What to do: Output all the records below, word for word.

'''

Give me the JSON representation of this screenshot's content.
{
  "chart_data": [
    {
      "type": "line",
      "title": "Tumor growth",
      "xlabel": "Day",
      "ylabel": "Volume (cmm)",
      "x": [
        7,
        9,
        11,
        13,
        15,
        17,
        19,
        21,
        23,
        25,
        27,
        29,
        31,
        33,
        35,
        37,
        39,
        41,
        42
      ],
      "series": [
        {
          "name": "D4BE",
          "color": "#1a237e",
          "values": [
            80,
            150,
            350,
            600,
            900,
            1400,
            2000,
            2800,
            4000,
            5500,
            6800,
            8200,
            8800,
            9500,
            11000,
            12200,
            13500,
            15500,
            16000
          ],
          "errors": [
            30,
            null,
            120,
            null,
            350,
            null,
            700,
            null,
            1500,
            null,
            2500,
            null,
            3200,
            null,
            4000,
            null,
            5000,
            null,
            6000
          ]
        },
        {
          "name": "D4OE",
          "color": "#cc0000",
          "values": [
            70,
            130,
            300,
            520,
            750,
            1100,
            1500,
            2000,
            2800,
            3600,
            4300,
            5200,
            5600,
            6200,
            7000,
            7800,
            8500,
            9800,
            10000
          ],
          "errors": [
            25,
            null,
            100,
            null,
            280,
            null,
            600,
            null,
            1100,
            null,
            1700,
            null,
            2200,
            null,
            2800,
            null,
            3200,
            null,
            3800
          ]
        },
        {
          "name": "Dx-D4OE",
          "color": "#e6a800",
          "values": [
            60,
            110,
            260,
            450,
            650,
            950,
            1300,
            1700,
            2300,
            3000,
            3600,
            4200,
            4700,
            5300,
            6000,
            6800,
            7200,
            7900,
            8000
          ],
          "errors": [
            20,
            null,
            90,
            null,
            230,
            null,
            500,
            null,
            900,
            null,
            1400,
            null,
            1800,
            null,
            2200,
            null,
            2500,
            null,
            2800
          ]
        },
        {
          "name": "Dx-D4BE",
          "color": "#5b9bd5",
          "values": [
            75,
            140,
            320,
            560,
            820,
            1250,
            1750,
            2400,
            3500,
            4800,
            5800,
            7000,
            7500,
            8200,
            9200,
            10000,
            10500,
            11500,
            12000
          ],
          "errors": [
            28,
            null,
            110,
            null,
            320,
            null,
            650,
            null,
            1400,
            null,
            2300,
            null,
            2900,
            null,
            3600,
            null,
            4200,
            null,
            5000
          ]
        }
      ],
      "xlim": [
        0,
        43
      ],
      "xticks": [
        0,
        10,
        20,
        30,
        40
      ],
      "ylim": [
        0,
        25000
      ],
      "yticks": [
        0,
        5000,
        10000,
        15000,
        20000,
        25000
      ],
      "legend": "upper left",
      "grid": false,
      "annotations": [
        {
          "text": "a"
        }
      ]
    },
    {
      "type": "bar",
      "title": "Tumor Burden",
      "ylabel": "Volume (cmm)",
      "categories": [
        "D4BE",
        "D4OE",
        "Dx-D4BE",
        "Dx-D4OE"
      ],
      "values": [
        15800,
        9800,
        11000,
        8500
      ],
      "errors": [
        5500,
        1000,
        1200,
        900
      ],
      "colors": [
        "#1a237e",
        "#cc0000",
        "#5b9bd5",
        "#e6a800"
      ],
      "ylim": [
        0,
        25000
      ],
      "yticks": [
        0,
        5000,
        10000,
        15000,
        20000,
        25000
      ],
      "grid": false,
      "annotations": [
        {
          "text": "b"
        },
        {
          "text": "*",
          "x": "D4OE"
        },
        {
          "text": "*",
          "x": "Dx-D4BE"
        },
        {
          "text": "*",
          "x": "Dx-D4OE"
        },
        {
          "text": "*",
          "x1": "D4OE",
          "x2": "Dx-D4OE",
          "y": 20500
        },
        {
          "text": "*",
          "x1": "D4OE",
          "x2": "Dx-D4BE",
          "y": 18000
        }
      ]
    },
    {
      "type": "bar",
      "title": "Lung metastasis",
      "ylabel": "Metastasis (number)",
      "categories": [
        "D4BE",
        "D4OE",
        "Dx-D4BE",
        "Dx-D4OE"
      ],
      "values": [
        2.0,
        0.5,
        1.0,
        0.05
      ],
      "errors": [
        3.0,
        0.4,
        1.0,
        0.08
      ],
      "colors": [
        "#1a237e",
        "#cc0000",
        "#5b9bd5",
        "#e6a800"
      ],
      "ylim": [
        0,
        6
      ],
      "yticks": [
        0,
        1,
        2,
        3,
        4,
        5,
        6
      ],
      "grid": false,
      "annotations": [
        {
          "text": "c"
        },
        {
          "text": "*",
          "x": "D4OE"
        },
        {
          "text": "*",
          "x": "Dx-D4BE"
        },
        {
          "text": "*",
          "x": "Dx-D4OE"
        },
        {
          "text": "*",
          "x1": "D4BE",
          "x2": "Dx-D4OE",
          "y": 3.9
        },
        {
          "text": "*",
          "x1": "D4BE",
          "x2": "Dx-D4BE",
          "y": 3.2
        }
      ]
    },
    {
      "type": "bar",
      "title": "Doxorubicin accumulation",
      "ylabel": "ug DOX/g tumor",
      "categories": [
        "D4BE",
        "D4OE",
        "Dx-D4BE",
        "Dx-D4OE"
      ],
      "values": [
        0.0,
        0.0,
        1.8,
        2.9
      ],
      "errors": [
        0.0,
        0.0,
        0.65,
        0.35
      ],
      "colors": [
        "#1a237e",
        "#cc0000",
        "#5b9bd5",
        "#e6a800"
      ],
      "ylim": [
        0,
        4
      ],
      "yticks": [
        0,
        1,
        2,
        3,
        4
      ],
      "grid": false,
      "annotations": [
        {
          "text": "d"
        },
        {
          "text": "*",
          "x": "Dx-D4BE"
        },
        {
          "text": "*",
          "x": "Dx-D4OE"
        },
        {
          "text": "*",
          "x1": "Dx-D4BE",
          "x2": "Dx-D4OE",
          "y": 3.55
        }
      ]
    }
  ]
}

'''

Problem solution:
Give me the JSON representation of this screenshot's content.
{
  "chart_data": [
    {
      "type": "line",
      "title": "Tumor growth",
      "xlabel": "Day",
      "ylabel": "Volume (cmm)",
      "x": [
        7,
        9,
        11,
        13,
        15,
        17,
        19,
        21,
        23,
        25,
        27,
        29,
        31,
        33,
        35,
        37,
        39,
        41,
        42
      ],
      "series": [
        {
          "name": "D4BE",
          "color": "#1a237e",
          "values": [
            80,
            150,
            350,
            600,
            900,
            1400,
            2000,
            2800,
            4000,
            5500,
            6800,
            8200,
            8800,
            9500,
            11000,
            12200,
            13500,
            15500,
            16000
          ],
          "errors": [
            30,
            null,
            120,
            null,
            350,
            null,
            700,
            null,
            1500,
            null,
            2500,
            null,
            3200,
            null,
            4000,
            null,
            5000,
            null,
            6000
          ]
        },
        {
          "name": "D4OE",
          "color": "#cc0000",
          "values": [
            70,
            130,
            300,
            520,
            750,
            1100,
            1500,
            2000,
            2800,
            3600,
            4300,
            5200,
            5600,
            6200,
            7000,
            7800,
            8500,
            9800,
            10000
          ],
          "errors": [
            25,
            null,
            100,
            null,
            280,
            null,
            600,
            null,
            1100,
            null,
            1700,
            null,
            2200,
            null,
            2800,
            null,
            3200,
            null,
            3800
          ]
        },
        {
          "name": "Dx-D4OE",
          "color": "#e6a800",
          "values": [
            60,
            110,
            260,
            450,
            650,
            950,
            1300,
            1700,
            2300,
            3000,
            3600,
            4200,
            4700,
            5300,
            6000,
            6800,
            7200,
            7900,
            8000
          ],
          "errors": [
            20,
            null,
            90,
            null,
            230,
            null,
            500,
            null,
            900,
            null,
            1400,
            null,
            1800,
            null,
            2200,
            null,
            2500,
            null,
            2800
          ]
        },
        {
          "name": "Dx-D4BE",
          "color": "#5b9bd5",
          "values": [
            75,
            140,
            320,
            560,
            820,
            1250,
            1750,
            2400,
            3500,
            4800,
            5800,
            7000,
            7500,
            8200,
            9200,
            10000,
            10500,
            11500,
            12000
          ],
          "errors": [
            28,
            null,
            110,
            null,
            320,
            null,
            650,
            null,
            1400,
            null,
            2300,
            null,
            2900,
            null,
            3600,
            null,
            4200,
            null,
            5000
          ]
        }
      ],
      "xlim": [
        0,
        43
      ],
      "xticks": [
        0,
        10,
        20,
        30,
        40
      ],
      "ylim": [
        0,
        25000
      ],
      "yticks": [
        0,
        5000,
        10000,
        15000,
        20000,
        25000
      ],
      "legend": "upper left",
      "grid": false,
      "annotations": [
        {
          "text": "a"
        }
      ]
    },
    {
      "type": "bar",
      "title": "Tumor Burden",
      "ylabel": "Volume (cmm)",
      "categories": [
        "D4BE",
        "D4OE",
        "Dx-D4BE",
        "Dx-D4OE"
      ],
      "values": [
        15800,
        9800,
        11000,
        8500
      ],
      "errors": [
        5500,
        1000,
        1200,
        900
      ],
      "colors": [
        "#1a237e",
        "#cc0000",
        "#5b9bd5",
        "#e6a800"
      ],
      "ylim": [
        0,
        25000
      ],
      "yticks": [
        0,
        5000,
        10000,
        15000,
        20000,
        25000
      ],
      "grid": false,
      "annotations": [
        {
          "text": "b"
        },
        {
          "text": "*",
          "x": "D4OE"
        },
        {
          "text": "*",
          "x": "Dx-D4BE"
        },
        {
          "text": "*",
          "x": "Dx-D4OE"
        },
        {
          "text": "*",
          "x1": "D4OE",
          "x2": "Dx-D4OE",
          "y": 20500
        },
        {
          "text": "*",
          "x1": "D4OE",
          "x2": "Dx-D4BE",
          "y": 18000
        }
      ]
    },
    {
      "type": "bar",
      "title": "Lung metastasis",
      "ylabel": "Metastasis (number)",
      "categories": [
        "D4BE",
        "D4OE",
        "Dx-D4BE",
        "Dx-D4OE"
      ],
      "values": [
        2.0,
        0.5,
        1.0,
        0.05
      ],
      "errors": [
        3.0,
        0.4,
        1.0,
        0.08
      ],
      "colors": [
        "#1a237e",
        "#cc0000",
        "#5b9bd5",
        "#e6a800"
      ],
      "ylim": [
        0,
        6
      ],
      "yticks": [
        0,
        1,
        2,
        3,
        4,
        5,
        6
      ],
      "grid": false,
      "annotations": [
        {
          "text": "c"
        },
        {
          "text": "*",
          "x": "D4OE"
        },
        {
          "text": "*",
          "x": "Dx-D4BE"
        },
        {
          "text": "*",
          "x": "Dx-D4OE"
        },
        {
          "text": "*",
          "x1": "D4BE",
          "x2": "Dx-D4OE",
          "y": 3.9
        },
        {
          "text": "*",
          "x1": "D4BE",
          "x2": "Dx-D4BE",
          "y": 3.2
        }
      ]
    },
    {
      "type": "bar",
      "title": "Doxorubicin accumulation",
      "ylabel": "ug DOX/g tumor",
      "categories": [
        "D4BE",
        "D4OE",
        "Dx-D4BE",
        "Dx-D4OE"
      ],
      "values": [
        0.0,
        0.0,
        1.8,
        2.9
      ],
      "errors": [
        0.0,
        0.0,
        0.65,
        0.35
      ],
      "colors": [
        "#1a237e",
        "#cc0000",
        "#5b9bd5",
        "#e6a800"
      ],
      "ylim": [
        0,
        4
      ],
      "yticks": [
        0,
        1,
        2,
        3,
        4
      ],
      "grid": false,
      "annotations": [
        {
          "text": "d"
        },
        {
          "text": "*",
          "x": "Dx-D4BE"
        },
        {
          "text": "*",
          "x": "Dx-D4OE"
        },
        {
          "text": "*",
          "x1": "Dx-D4BE",
          "x2": "Dx-D4OE",
          "y": 3.55
        }
      ]
    }
  ]
}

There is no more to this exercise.